• What is expected: For each line below that holds the word "tibi", make a copy.

Collected data:

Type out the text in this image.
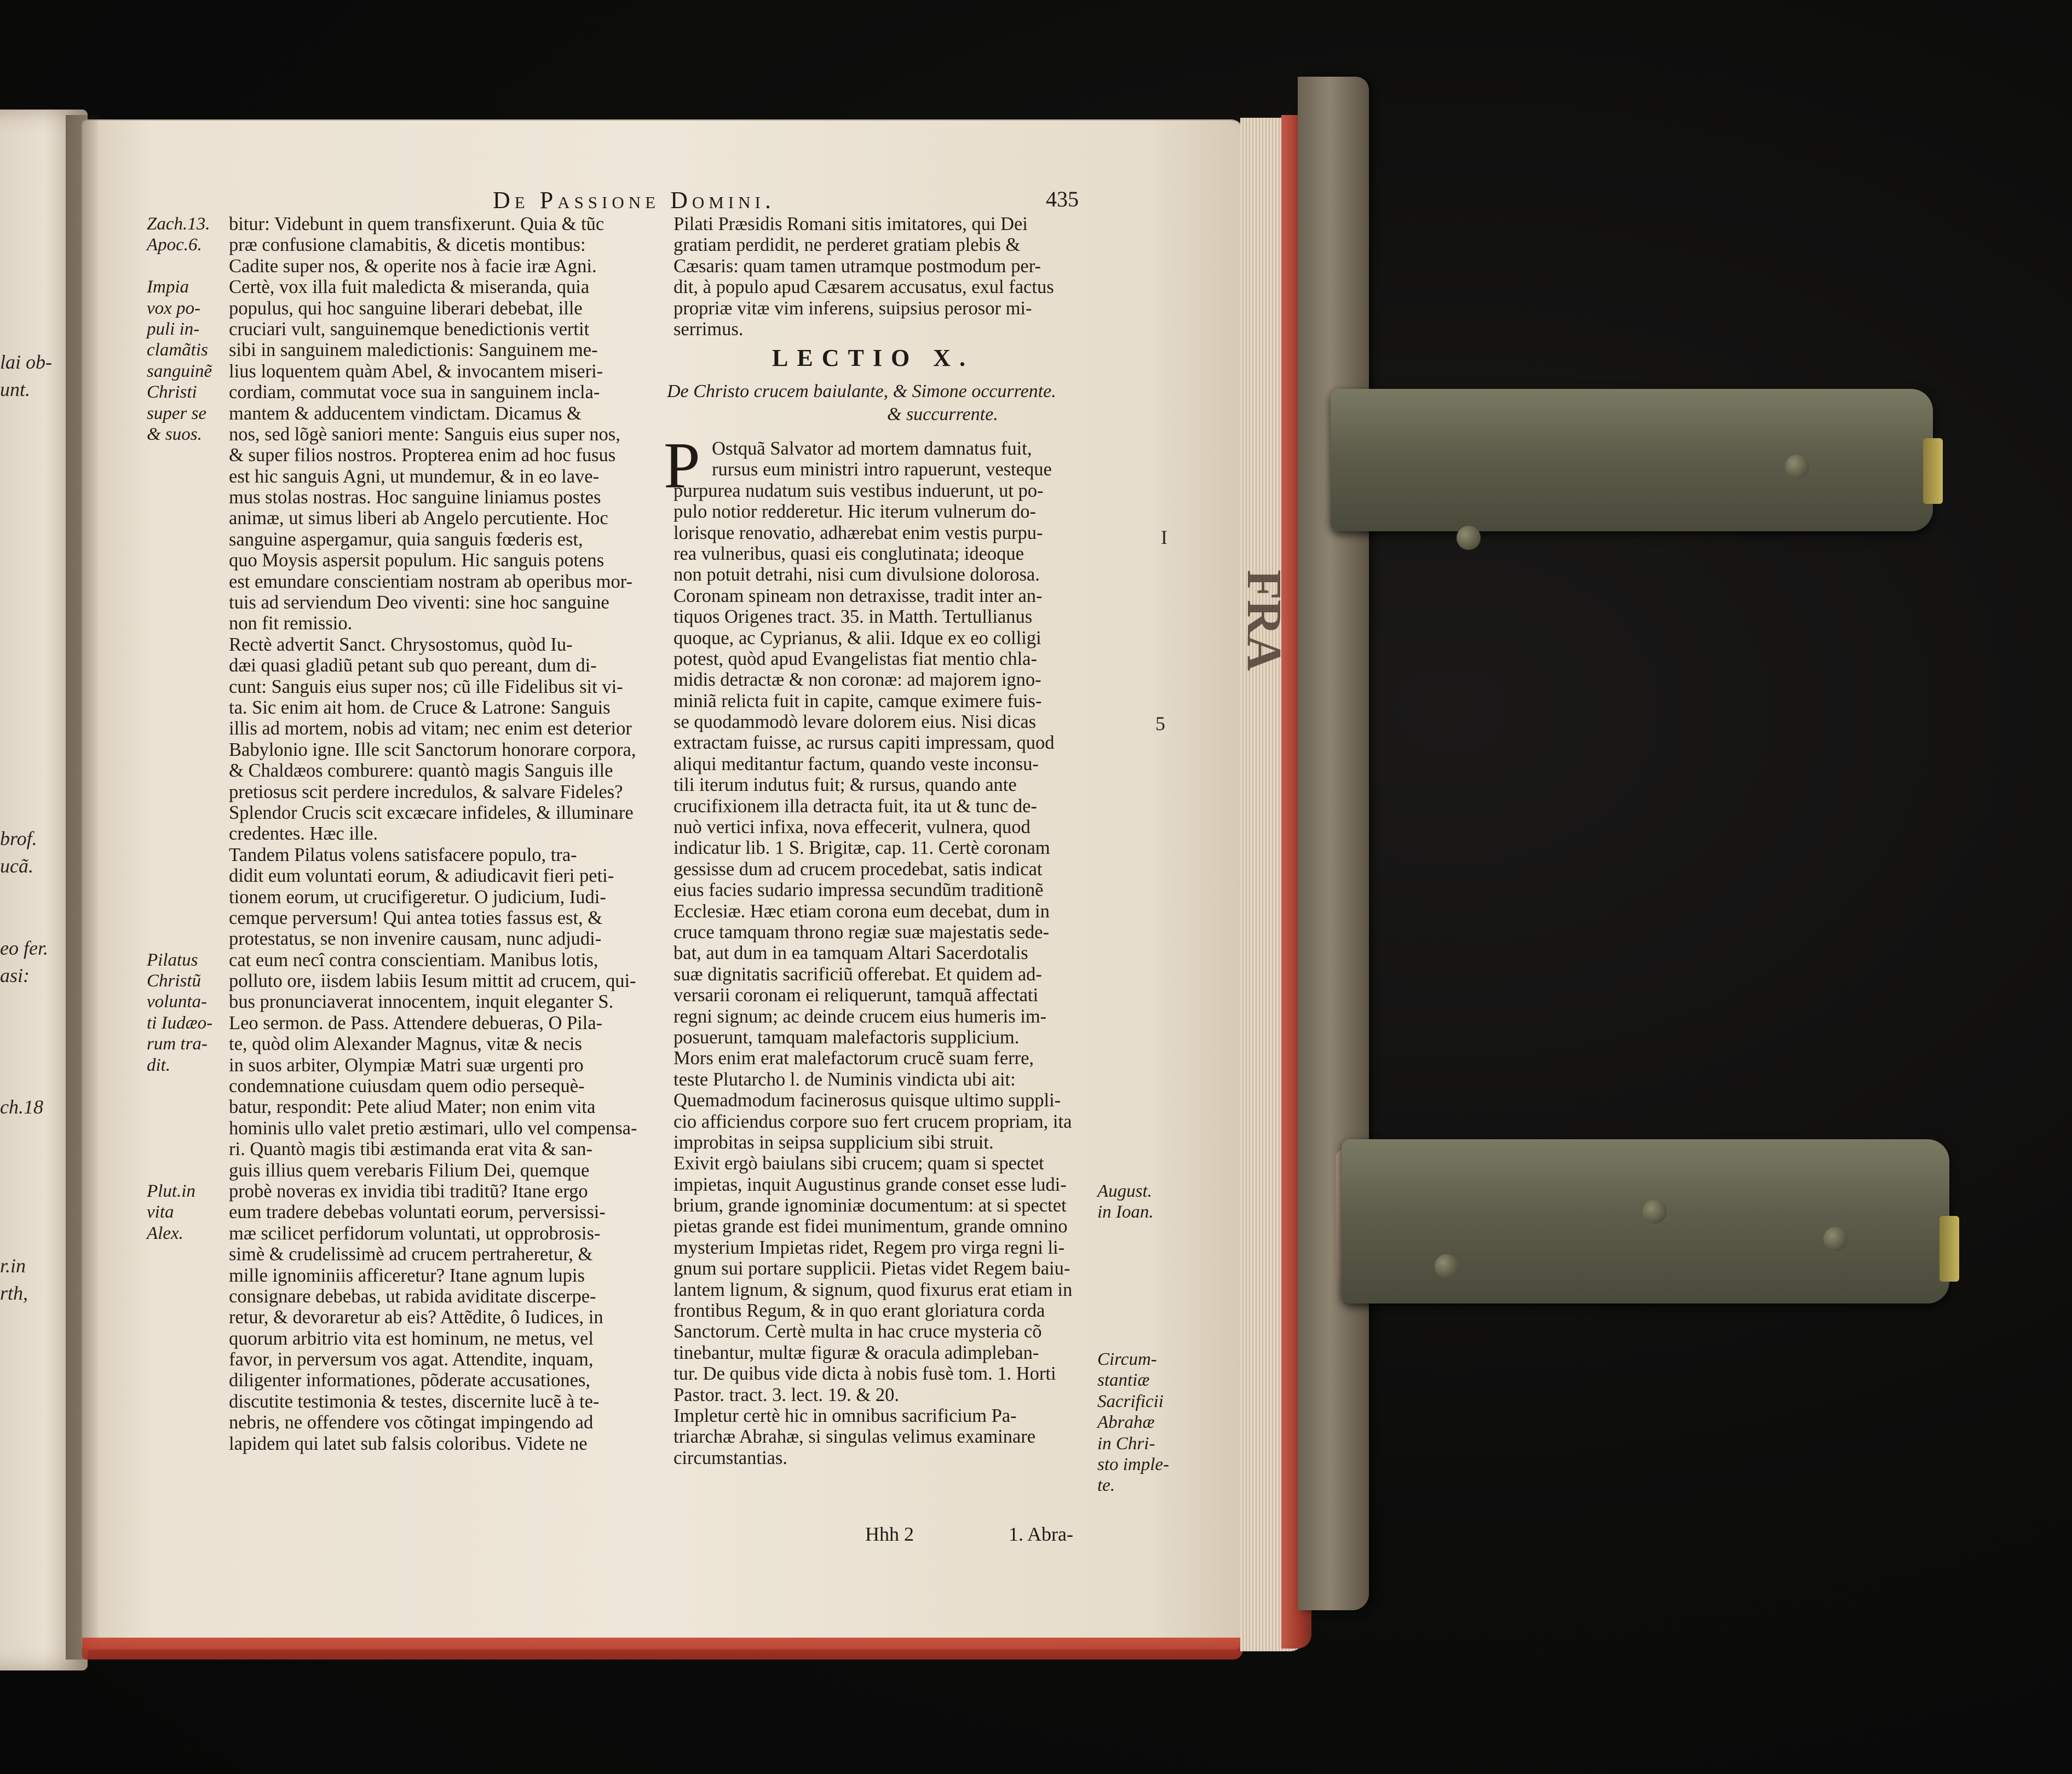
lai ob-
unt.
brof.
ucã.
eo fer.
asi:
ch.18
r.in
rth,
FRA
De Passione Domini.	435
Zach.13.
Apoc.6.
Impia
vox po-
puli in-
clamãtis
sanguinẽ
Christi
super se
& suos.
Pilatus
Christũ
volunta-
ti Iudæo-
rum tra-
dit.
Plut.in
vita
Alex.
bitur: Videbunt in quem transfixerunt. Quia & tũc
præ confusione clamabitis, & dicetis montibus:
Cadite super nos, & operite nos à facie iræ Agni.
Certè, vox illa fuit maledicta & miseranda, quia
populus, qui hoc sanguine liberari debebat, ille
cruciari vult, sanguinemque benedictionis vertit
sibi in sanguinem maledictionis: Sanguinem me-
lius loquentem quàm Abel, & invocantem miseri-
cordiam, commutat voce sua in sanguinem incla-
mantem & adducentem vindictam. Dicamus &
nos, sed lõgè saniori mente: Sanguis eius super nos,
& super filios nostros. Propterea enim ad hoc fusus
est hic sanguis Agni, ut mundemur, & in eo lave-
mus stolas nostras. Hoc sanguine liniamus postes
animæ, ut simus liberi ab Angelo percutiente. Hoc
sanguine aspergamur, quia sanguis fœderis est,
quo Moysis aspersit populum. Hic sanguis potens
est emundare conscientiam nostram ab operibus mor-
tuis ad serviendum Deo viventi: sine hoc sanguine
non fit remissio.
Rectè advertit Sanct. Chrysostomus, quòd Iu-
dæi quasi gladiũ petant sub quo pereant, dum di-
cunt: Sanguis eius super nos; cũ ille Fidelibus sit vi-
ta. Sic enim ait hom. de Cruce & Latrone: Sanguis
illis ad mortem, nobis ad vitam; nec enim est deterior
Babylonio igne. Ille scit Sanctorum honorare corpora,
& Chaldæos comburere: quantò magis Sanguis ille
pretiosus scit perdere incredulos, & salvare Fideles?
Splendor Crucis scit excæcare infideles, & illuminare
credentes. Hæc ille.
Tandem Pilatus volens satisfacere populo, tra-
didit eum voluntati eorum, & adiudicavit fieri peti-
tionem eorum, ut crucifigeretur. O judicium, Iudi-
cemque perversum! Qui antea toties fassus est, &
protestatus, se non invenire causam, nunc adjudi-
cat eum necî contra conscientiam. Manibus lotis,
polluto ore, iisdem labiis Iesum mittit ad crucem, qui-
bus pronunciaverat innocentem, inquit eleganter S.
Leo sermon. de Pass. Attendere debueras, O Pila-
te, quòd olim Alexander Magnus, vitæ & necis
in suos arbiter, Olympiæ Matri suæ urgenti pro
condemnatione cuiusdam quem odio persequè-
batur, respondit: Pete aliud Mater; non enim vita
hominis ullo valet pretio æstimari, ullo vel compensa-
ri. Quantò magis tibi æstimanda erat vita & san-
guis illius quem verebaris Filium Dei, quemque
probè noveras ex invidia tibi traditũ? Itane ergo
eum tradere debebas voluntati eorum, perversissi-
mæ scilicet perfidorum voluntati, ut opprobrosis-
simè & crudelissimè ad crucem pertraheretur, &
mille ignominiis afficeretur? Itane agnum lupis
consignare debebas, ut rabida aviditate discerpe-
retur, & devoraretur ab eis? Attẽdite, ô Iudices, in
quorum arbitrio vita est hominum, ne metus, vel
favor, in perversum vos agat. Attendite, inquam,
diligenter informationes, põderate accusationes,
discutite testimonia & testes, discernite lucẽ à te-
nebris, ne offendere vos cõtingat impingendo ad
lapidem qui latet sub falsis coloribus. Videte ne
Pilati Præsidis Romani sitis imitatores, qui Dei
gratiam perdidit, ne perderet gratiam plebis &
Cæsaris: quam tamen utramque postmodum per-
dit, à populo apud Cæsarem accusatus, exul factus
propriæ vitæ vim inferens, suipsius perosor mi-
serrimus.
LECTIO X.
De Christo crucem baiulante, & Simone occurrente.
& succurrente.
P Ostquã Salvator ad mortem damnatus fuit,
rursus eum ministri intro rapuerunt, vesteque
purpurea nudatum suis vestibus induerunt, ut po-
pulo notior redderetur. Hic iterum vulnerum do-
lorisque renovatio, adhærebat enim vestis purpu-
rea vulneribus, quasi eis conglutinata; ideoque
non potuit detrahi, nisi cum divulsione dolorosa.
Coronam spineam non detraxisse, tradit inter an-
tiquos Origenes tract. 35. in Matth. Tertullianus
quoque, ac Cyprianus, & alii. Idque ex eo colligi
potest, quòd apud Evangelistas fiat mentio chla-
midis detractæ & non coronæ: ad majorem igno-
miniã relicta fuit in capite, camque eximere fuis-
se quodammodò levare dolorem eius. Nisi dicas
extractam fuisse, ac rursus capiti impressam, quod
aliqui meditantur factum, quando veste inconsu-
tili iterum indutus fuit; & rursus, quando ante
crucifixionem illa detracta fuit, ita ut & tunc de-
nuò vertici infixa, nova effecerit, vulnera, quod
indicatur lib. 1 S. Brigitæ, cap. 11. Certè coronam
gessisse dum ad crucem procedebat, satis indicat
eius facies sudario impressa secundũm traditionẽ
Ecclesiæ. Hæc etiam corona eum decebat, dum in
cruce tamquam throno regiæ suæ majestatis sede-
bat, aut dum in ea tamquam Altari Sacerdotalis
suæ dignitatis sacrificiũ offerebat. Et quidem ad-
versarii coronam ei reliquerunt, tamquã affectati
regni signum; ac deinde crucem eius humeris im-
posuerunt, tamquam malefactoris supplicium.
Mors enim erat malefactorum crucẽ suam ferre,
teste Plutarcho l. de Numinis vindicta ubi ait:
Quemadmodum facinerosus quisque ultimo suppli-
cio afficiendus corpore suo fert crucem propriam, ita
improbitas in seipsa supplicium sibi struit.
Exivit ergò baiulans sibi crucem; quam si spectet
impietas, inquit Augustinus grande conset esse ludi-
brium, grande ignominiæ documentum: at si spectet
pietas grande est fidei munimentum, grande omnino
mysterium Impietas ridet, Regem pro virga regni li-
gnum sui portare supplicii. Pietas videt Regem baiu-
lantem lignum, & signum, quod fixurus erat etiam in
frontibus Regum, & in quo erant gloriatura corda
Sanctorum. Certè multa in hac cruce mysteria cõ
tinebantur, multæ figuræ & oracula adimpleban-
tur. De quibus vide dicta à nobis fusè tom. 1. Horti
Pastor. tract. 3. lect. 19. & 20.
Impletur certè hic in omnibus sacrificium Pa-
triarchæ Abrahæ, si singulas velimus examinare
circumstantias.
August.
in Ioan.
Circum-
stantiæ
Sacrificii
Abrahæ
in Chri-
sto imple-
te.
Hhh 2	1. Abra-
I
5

• Task response:
ri. Quantò magis tibi æstimanda erat vita & san-
probè noveras ex invidia tibi traditũ? Itane ergo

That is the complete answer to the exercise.